> [MATERIAL SHOWN]
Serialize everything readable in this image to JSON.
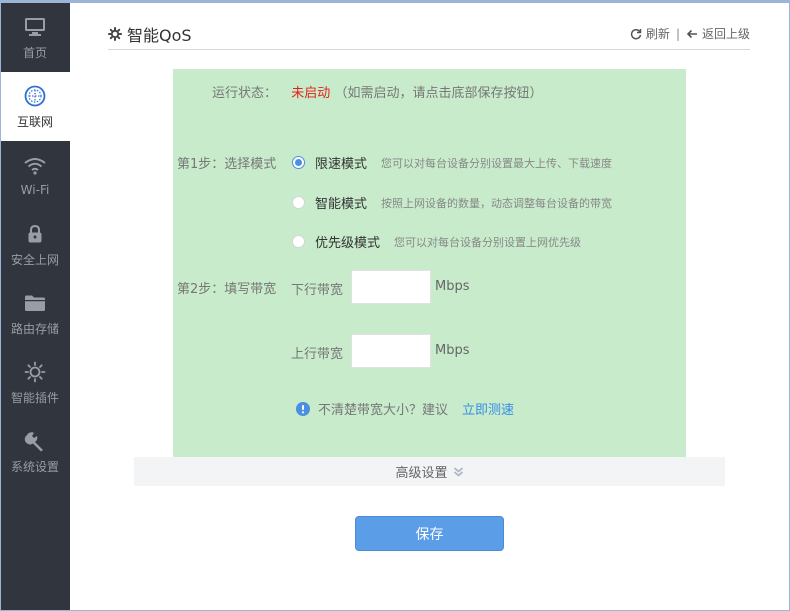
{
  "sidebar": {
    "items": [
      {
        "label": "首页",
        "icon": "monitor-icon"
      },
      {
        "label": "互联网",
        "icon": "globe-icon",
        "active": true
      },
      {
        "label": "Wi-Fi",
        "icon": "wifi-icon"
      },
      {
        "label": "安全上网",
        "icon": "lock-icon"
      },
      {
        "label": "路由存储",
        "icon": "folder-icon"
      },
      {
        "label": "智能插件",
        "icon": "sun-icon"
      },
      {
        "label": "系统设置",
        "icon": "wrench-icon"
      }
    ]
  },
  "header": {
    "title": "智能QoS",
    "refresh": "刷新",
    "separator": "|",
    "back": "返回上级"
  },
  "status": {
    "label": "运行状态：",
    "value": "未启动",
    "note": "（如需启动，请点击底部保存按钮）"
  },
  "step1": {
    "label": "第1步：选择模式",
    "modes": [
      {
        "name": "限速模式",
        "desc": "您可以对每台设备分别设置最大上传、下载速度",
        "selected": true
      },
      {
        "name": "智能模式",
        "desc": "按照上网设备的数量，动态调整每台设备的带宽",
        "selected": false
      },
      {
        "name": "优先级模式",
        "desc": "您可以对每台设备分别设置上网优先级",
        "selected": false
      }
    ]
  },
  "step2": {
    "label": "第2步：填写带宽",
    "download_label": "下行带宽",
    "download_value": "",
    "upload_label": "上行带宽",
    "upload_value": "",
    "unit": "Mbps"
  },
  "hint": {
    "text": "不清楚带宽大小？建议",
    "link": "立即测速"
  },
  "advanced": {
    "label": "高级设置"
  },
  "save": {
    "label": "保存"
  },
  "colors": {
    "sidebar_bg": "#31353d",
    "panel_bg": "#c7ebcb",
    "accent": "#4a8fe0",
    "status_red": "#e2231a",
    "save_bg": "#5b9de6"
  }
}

> [WHAT IS EXPECTED]
Copy out all the entries exactly. Images stay out of the copy.

> [TASK SOLUTION]
Serialize everything readable in this image to JSON.
{
  "sidebar": {
    "items": [
      {
        "label": "首页",
        "icon": "monitor-icon"
      },
      {
        "label": "互联网",
        "icon": "globe-icon",
        "active": true
      },
      {
        "label": "Wi-Fi",
        "icon": "wifi-icon"
      },
      {
        "label": "安全上网",
        "icon": "lock-icon"
      },
      {
        "label": "路由存储",
        "icon": "folder-icon"
      },
      {
        "label": "智能插件",
        "icon": "sun-icon"
      },
      {
        "label": "系统设置",
        "icon": "wrench-icon"
      }
    ]
  },
  "header": {
    "title": "智能QoS",
    "refresh": "刷新",
    "separator": "|",
    "back": "返回上级"
  },
  "status": {
    "label": "运行状态：",
    "value": "未启动",
    "note": "（如需启动，请点击底部保存按钮）"
  },
  "step1": {
    "label": "第1步：选择模式",
    "modes": [
      {
        "name": "限速模式",
        "desc": "您可以对每台设备分别设置最大上传、下载速度",
        "selected": true
      },
      {
        "name": "智能模式",
        "desc": "按照上网设备的数量，动态调整每台设备的带宽",
        "selected": false
      },
      {
        "name": "优先级模式",
        "desc": "您可以对每台设备分别设置上网优先级",
        "selected": false
      }
    ]
  },
  "step2": {
    "label": "第2步：填写带宽",
    "download_label": "下行带宽",
    "download_value": "",
    "upload_label": "上行带宽",
    "upload_value": "",
    "unit": "Mbps"
  },
  "hint": {
    "text": "不清楚带宽大小？建议",
    "link": "立即测速"
  },
  "advanced": {
    "label": "高级设置"
  },
  "save": {
    "label": "保存"
  },
  "colors": {
    "sidebar_bg": "#31353d",
    "panel_bg": "#c7ebcb",
    "accent": "#4a8fe0",
    "status_red": "#e2231a",
    "save_bg": "#5b9de6"
  }
}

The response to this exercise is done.